STATED TASK
Copy all the material that follows, keeping every character the same.

RECORDS FOR THIS TASK
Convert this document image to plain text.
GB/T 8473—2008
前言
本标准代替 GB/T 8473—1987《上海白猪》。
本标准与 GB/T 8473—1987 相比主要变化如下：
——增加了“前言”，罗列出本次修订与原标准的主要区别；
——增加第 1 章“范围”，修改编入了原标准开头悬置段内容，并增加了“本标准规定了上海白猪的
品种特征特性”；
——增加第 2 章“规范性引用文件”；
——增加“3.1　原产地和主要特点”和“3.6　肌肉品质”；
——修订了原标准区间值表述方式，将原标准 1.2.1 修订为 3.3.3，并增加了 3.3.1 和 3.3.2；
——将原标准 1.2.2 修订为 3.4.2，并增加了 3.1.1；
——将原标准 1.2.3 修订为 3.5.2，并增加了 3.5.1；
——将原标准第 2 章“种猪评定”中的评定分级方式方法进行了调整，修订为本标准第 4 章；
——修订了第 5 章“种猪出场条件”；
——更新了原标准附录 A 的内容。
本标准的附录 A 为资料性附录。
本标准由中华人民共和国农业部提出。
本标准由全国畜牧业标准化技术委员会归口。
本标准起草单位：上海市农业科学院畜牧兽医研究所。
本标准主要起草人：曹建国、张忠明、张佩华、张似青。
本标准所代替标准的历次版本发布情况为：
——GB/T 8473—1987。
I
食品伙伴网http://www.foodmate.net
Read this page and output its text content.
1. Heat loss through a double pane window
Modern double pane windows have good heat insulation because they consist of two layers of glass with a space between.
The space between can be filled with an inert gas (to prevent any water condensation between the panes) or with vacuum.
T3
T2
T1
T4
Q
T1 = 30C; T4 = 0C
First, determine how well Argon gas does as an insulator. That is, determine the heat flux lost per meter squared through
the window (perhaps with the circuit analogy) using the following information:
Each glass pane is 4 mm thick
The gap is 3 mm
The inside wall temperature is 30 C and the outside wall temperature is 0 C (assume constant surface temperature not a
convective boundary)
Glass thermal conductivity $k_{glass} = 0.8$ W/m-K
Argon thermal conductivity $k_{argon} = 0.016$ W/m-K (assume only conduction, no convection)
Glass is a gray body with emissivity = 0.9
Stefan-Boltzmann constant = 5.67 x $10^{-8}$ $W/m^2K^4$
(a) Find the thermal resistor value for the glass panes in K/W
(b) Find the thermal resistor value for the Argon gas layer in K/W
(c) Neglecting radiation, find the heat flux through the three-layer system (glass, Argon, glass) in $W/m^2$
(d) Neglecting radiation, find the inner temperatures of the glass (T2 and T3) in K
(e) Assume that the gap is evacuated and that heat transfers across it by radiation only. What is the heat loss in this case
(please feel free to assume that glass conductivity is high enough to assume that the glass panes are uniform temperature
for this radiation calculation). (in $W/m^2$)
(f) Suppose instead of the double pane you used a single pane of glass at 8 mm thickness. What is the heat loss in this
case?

WRITTEN ANSWER
Convert this document image to plain text.
GB/T 8473—2008
前言
本标准代替 GB/T 8473—1987《上海白猪》。
本标准与 GB/T 8473—1987 相比主要变化如下：
——增加了“前言”，罗列出本次修订与原标准的主要区别；
——增加第 1 章“范围”，修改编入了原标准开头悬置段内容，并增加了“本标准规定了上海白猪的
品种特征特性”；
——增加第 2 章“规范性引用文件”；
——增加“3.1　原产地和主要特点”和“3.6　肌肉品质”；
——修订了原标准区间值表述方式，将原标准 1.2.1 修订为 3.3.3，并增加了 3.3.1 和 3.3.2；
——将原标准 1.2.2 修订为 3.4.2，并增加了 3.1.1；
——将原标准 1.2.3 修订为 3.5.2，并增加了 3.5.1；
——将原标准第 2 章“种猪评定”中的评定分级方式方法进行了调整，修订为本标准第 4 章；
——修订了第 5 章“种猪出场条件”；
——更新了原标准附录 A 的内容。
本标准的附录 A 为资料性附录。
本标准由中华人民共和国农业部提出。
本标准由全国畜牧业标准化技术委员会归口。
本标准起草单位：上海市农业科学院畜牧兽医研究所。
本标准主要起草人：曹建国、张忠明、张佩华、张似青。
本标准所代替标准的历次版本发布情况为：
——GB/T 8473—1987。
I
食品伙伴网http://www.foodmate.net
Read this page and output its text content.
1. Heat loss through a double pane window
Modern double pane windows have good heat insulation because they consist of two layers of glass with a space between.
The space between can be filled with an inert gas (to prevent any water condensation between the panes) or with vacuum.
T3
T2
T1
T4
Q
T1 = 30C; T4 = 0C
First, determine how well Argon gas does as an insulator. That is, determine the heat flux lost per meter squared through
the window (perhaps with the circuit analogy) using the following information:
Each glass pane is 4 mm thick
The gap is 3 mm
The inside wall temperature is 30 C and the outside wall temperature is 0 C (assume constant surface temperature not a
convective boundary)
Glass thermal conductivity $k_{glass} = 0.8$ W/m-K
Argon thermal conductivity $k_{argon} = 0.016$ W/m-K (assume only conduction, no convection)
Glass is a gray body with emissivity = 0.9
Stefan-Boltzmann constant = 5.67 x $10^{-8}$ $W/m^2K^4$
(a) Find the thermal resistor value for the glass panes in K/W
(b) Find the thermal resistor value for the Argon gas layer in K/W
(c) Neglecting radiation, find the heat flux through the three-layer system (glass, Argon, glass) in $W/m^2$
(d) Neglecting radiation, find the inner temperatures of the glass (T2 and T3) in K
(e) Assume that the gap is evacuated and that heat transfers across it by radiation only. What is the heat loss in this case
(please feel free to assume that glass conductivity is high enough to assume that the glass panes are uniform temperature
for this radiation calculation). (in $W/m^2$)
(f) Suppose instead of the double pane you used a single pane of glass at 8 mm thickness. What is the heat loss in this
case?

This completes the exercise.